Dataset excerpt

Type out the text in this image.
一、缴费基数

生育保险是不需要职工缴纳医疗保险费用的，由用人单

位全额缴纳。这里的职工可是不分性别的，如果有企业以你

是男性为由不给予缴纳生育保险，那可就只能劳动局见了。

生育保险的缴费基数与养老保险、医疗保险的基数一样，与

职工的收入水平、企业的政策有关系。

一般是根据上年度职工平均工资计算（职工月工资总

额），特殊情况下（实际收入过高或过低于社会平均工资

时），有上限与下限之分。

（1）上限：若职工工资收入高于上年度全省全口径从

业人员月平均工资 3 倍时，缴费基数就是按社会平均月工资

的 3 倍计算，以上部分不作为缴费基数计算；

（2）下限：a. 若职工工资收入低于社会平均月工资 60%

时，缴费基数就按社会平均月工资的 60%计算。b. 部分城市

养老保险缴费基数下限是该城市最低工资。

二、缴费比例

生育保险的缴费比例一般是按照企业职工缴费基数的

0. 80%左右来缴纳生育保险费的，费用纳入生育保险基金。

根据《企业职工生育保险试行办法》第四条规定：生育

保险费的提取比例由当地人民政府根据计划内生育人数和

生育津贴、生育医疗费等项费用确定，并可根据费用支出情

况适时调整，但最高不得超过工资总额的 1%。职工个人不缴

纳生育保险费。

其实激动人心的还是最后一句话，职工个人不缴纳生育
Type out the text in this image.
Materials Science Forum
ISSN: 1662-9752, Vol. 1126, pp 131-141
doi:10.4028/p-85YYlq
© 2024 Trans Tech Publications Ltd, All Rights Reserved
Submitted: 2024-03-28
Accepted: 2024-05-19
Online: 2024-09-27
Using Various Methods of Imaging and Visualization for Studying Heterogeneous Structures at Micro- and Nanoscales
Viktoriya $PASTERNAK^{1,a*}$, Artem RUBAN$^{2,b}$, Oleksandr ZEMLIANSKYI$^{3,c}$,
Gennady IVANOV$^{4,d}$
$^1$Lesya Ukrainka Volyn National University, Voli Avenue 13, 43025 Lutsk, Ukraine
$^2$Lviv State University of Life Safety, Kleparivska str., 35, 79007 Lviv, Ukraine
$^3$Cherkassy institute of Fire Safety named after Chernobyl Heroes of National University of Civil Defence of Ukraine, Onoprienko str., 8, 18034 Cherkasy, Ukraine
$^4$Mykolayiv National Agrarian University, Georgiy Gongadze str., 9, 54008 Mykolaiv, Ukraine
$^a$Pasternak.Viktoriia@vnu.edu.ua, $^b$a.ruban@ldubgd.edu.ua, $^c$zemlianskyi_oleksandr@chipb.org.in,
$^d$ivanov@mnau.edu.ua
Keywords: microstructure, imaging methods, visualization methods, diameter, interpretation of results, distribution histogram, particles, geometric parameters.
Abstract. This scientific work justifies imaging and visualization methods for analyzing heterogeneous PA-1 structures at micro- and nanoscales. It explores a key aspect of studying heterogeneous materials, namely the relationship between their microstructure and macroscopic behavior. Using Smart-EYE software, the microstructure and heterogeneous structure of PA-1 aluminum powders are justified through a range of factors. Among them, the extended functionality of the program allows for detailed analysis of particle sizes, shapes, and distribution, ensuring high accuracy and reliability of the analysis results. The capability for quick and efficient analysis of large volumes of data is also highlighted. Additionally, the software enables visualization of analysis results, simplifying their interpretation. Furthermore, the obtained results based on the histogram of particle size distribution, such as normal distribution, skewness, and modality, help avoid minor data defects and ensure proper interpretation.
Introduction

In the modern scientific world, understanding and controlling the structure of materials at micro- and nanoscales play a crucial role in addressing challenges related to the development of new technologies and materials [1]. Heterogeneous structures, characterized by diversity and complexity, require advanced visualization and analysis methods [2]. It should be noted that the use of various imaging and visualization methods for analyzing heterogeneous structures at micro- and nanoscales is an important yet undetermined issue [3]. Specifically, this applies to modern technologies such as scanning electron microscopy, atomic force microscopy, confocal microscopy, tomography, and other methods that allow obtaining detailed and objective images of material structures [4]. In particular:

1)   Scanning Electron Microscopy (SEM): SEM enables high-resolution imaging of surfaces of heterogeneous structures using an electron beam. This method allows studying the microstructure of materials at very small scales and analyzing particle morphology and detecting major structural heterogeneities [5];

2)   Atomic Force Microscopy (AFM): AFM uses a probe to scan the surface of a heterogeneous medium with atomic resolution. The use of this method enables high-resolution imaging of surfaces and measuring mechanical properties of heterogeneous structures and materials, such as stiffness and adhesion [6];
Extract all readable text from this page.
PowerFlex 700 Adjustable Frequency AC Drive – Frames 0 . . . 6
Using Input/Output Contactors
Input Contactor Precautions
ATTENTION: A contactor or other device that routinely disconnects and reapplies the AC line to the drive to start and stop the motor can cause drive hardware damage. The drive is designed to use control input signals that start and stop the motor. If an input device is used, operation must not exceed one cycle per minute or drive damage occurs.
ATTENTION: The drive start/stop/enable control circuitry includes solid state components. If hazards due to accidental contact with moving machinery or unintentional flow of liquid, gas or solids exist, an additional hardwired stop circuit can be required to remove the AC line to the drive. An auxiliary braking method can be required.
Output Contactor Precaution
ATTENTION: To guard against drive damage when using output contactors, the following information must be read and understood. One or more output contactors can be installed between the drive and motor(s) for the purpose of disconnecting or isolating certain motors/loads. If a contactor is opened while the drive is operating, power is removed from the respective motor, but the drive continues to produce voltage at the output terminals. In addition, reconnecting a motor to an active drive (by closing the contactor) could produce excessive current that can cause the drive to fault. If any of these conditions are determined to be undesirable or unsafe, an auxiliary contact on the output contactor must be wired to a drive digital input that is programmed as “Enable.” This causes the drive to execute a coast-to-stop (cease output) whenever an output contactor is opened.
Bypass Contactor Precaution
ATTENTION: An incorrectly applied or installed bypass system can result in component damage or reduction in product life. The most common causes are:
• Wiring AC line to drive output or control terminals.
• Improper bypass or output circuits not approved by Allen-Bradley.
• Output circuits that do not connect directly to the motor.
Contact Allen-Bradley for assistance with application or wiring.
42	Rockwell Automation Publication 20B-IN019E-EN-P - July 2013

WHAT YOU NEED TO DO: Restate the data above word for word.

EXERCISE ANSWER:
Type out the text in this image.
一、缴费基数

生育保险是不需要职工缴纳医疗保险费用的，由用人单

位全额缴纳。这里的职工可是不分性别的，如果有企业以你

是男性为由不给予缴纳生育保险，那可就只能劳动局见了。

生育保险的缴费基数与养老保险、医疗保险的基数一样，与

职工的收入水平、企业的政策有关系。

一般是根据上年度职工平均工资计算（职工月工资总

额），特殊情况下（实际收入过高或过低于社会平均工资

时），有上限与下限之分。

（1）上限：若职工工资收入高于上年度全省全口径从

业人员月平均工资 3 倍时，缴费基数就是按社会平均月工资

的 3 倍计算，以上部分不作为缴费基数计算；

（2）下限：a. 若职工工资收入低于社会平均月工资 60%

时，缴费基数就按社会平均月工资的 60%计算。b. 部分城市

养老保险缴费基数下限是该城市最低工资。

二、缴费比例

生育保险的缴费比例一般是按照企业职工缴费基数的

0. 80%左右来缴纳生育保险费的，费用纳入生育保险基金。

根据《企业职工生育保险试行办法》第四条规定：生育

保险费的提取比例由当地人民政府根据计划内生育人数和

生育津贴、生育医疗费等项费用确定，并可根据费用支出情

况适时调整，但最高不得超过工资总额的 1%。职工个人不缴

纳生育保险费。

其实激动人心的还是最后一句话，职工个人不缴纳生育
Type out the text in this image.
Materials Science Forum
ISSN: 1662-9752, Vol. 1126, pp 131-141
doi:10.4028/p-85YYlq
© 2024 Trans Tech Publications Ltd, All Rights Reserved
Submitted: 2024-03-28
Accepted: 2024-05-19
Online: 2024-09-27
Using Various Methods of Imaging and Visualization for Studying Heterogeneous Structures at Micro- and Nanoscales
Viktoriya $PASTERNAK^{1,a*}$, Artem RUBAN$^{2,b}$, Oleksandr ZEMLIANSKYI$^{3,c}$,
Gennady IVANOV$^{4,d}$
$^1$Lesya Ukrainka Volyn National University, Voli Avenue 13, 43025 Lutsk, Ukraine
$^2$Lviv State University of Life Safety, Kleparivska str., 35, 79007 Lviv, Ukraine
$^3$Cherkassy institute of Fire Safety named after Chernobyl Heroes of National University of Civil Defence of Ukraine, Onoprienko str., 8, 18034 Cherkasy, Ukraine
$^4$Mykolayiv National Agrarian University, Georgiy Gongadze str., 9, 54008 Mykolaiv, Ukraine
$^a$Pasternak.Viktoriia@vnu.edu.ua, $^b$a.ruban@ldubgd.edu.ua, $^c$zemlianskyi_oleksandr@chipb.org.in,
$^d$ivanov@mnau.edu.ua
Keywords: microstructure, imaging methods, visualization methods, diameter, interpretation of results, distribution histogram, particles, geometric parameters.
Abstract. This scientific work justifies imaging and visualization methods for analyzing heterogeneous PA-1 structures at micro- and nanoscales. It explores a key aspect of studying heterogeneous materials, namely the relationship between their microstructure and macroscopic behavior. Using Smart-EYE software, the microstructure and heterogeneous structure of PA-1 aluminum powders are justified through a range of factors. Among them, the extended functionality of the program allows for detailed analysis of particle sizes, shapes, and distribution, ensuring high accuracy and reliability of the analysis results. The capability for quick and efficient analysis of large volumes of data is also highlighted. Additionally, the software enables visualization of analysis results, simplifying their interpretation. Furthermore, the obtained results based on the histogram of particle size distribution, such as normal distribution, skewness, and modality, help avoid minor data defects and ensure proper interpretation.
Introduction

In the modern scientific world, understanding and controlling the structure of materials at micro- and nanoscales play a crucial role in addressing challenges related to the development of new technologies and materials [1]. Heterogeneous structures, characterized by diversity and complexity, require advanced visualization and analysis methods [2]. It should be noted that the use of various imaging and visualization methods for analyzing heterogeneous structures at micro- and nanoscales is an important yet undetermined issue [3]. Specifically, this applies to modern technologies such as scanning electron microscopy, atomic force microscopy, confocal microscopy, tomography, and other methods that allow obtaining detailed and objective images of material structures [4]. In particular:

1)   Scanning Electron Microscopy (SEM): SEM enables high-resolution imaging of surfaces of heterogeneous structures using an electron beam. This method allows studying the microstructure of materials at very small scales and analyzing particle morphology and detecting major structural heterogeneities [5];

2)   Atomic Force Microscopy (AFM): AFM uses a probe to scan the surface of a heterogeneous medium with atomic resolution. The use of this method enables high-resolution imaging of surfaces and measuring mechanical properties of heterogeneous structures and materials, such as stiffness and adhesion [6];
Extract all readable text from this page.
PowerFlex 700 Adjustable Frequency AC Drive – Frames 0 . . . 6
Using Input/Output Contactors
Input Contactor Precautions
ATTENTION: A contactor or other device that routinely disconnects and reapplies the AC line to the drive to start and stop the motor can cause drive hardware damage. The drive is designed to use control input signals that start and stop the motor. If an input device is used, operation must not exceed one cycle per minute or drive damage occurs.
ATTENTION: The drive start/stop/enable control circuitry includes solid state components. If hazards due to accidental contact with moving machinery or unintentional flow of liquid, gas or solids exist, an additional hardwired stop circuit can be required to remove the AC line to the drive. An auxiliary braking method can be required.
Output Contactor Precaution
ATTENTION: To guard against drive damage when using output contactors, the following information must be read and understood. One or more output contactors can be installed between the drive and motor(s) for the purpose of disconnecting or isolating certain motors/loads. If a contactor is opened while the drive is operating, power is removed from the respective motor, but the drive continues to produce voltage at the output terminals. In addition, reconnecting a motor to an active drive (by closing the contactor) could produce excessive current that can cause the drive to fault. If any of these conditions are determined to be undesirable or unsafe, an auxiliary contact on the output contactor must be wired to a drive digital input that is programmed as “Enable.” This causes the drive to execute a coast-to-stop (cease output) whenever an output contactor is opened.
Bypass Contactor Precaution
ATTENTION: An incorrectly applied or installed bypass system can result in component damage or reduction in product life. The most common causes are:
• Wiring AC line to drive output or control terminals.
• Improper bypass or output circuits not approved by Allen-Bradley.
• Output circuits that do not connect directly to the motor.
Contact Allen-Bradley for assistance with application or wiring.
42	Rockwell Automation Publication 20B-IN019E-EN-P - July 2013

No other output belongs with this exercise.